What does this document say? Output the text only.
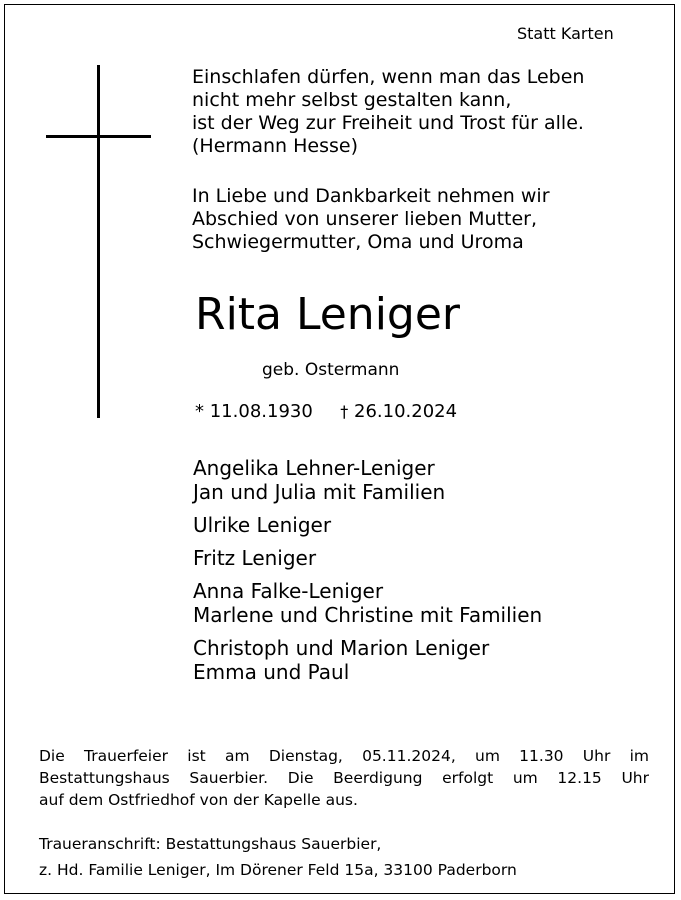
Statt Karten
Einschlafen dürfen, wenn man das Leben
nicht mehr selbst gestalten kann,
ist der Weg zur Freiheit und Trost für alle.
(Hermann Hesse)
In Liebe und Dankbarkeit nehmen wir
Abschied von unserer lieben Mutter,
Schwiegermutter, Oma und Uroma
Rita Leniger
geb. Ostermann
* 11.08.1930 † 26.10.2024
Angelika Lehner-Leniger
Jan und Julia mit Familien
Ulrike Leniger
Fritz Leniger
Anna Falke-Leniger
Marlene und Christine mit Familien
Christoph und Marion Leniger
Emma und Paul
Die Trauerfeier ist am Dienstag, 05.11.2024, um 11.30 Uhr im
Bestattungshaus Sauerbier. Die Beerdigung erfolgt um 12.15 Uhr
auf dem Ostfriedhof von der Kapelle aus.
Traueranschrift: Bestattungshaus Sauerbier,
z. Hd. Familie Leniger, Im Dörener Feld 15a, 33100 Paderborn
___
** WORK TO BE COMPLETED **
Quote the material exactly. Pictures stay out.

** OUTPUT FOR THIS TASK **
What does this document say? Output the text only.
Statt Karten
Einschlafen dürfen, wenn man das Leben
nicht mehr selbst gestalten kann,
ist der Weg zur Freiheit und Trost für alle.
(Hermann Hesse)
In Liebe und Dankbarkeit nehmen wir
Abschied von unserer lieben Mutter,
Schwiegermutter, Oma und Uroma
Rita Leniger
geb. Ostermann
* 11.08.1930 † 26.10.2024
Angelika Lehner-Leniger
Jan und Julia mit Familien
Ulrike Leniger
Fritz Leniger
Anna Falke-Leniger
Marlene und Christine mit Familien
Christoph und Marion Leniger
Emma und Paul
Die Trauerfeier ist am Dienstag, 05.11.2024, um 11.30 Uhr im
Bestattungshaus Sauerbier. Die Beerdigung erfolgt um 12.15 Uhr
auf dem Ostfriedhof von der Kapelle aus.
Traueranschrift: Bestattungshaus Sauerbier,
z. Hd. Familie Leniger, Im Dörener Feld 15a, 33100 Paderborn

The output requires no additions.